■ Task objective: Gather all lines in the entries that include the word "JSON".
+ + +
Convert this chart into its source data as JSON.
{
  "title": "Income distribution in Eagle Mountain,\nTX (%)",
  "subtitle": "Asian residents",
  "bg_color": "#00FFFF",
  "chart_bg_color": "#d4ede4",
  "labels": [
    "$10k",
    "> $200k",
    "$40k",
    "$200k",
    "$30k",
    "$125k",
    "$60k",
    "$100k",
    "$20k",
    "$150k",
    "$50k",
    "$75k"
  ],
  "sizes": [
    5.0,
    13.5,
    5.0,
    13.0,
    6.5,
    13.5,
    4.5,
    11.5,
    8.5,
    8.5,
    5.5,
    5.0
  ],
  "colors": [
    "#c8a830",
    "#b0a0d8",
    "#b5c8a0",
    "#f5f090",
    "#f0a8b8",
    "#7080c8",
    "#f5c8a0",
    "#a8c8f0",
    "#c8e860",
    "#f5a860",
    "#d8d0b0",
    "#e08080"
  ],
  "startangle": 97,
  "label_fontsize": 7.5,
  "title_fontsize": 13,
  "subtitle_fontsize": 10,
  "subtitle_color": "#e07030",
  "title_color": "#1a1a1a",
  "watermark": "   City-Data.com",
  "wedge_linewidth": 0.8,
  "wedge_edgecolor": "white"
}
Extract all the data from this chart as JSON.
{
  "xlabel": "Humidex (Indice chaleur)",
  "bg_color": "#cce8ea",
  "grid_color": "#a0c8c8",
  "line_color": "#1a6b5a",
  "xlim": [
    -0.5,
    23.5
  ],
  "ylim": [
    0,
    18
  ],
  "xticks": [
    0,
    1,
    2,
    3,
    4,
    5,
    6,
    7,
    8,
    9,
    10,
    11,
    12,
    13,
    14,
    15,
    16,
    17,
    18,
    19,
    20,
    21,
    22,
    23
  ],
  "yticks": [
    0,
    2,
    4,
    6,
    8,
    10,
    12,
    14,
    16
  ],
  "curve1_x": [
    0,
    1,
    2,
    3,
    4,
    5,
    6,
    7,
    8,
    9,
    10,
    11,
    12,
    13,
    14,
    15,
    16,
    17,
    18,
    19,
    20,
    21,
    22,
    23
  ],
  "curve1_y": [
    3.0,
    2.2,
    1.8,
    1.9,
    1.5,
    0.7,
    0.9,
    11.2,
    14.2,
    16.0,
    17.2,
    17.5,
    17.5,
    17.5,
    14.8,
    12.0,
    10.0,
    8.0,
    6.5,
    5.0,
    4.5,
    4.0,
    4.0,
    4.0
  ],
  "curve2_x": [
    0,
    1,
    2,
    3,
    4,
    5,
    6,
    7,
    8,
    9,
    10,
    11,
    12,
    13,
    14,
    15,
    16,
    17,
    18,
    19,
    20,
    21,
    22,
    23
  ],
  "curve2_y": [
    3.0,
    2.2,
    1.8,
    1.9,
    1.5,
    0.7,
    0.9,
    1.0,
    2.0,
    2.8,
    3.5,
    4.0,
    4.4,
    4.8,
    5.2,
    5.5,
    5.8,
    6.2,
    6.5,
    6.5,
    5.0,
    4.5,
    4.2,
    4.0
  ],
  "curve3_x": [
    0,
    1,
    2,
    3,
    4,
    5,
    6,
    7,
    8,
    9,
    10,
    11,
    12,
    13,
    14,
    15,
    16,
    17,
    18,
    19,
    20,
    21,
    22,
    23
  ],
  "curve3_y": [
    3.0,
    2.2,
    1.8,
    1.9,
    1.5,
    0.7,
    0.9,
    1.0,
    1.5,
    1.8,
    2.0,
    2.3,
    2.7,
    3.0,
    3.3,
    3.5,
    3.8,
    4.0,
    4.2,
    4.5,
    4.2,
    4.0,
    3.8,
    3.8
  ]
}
+ + +
■ Written reply:
Convert this chart into its source data as JSON.
Extract all the data from this chart as JSON.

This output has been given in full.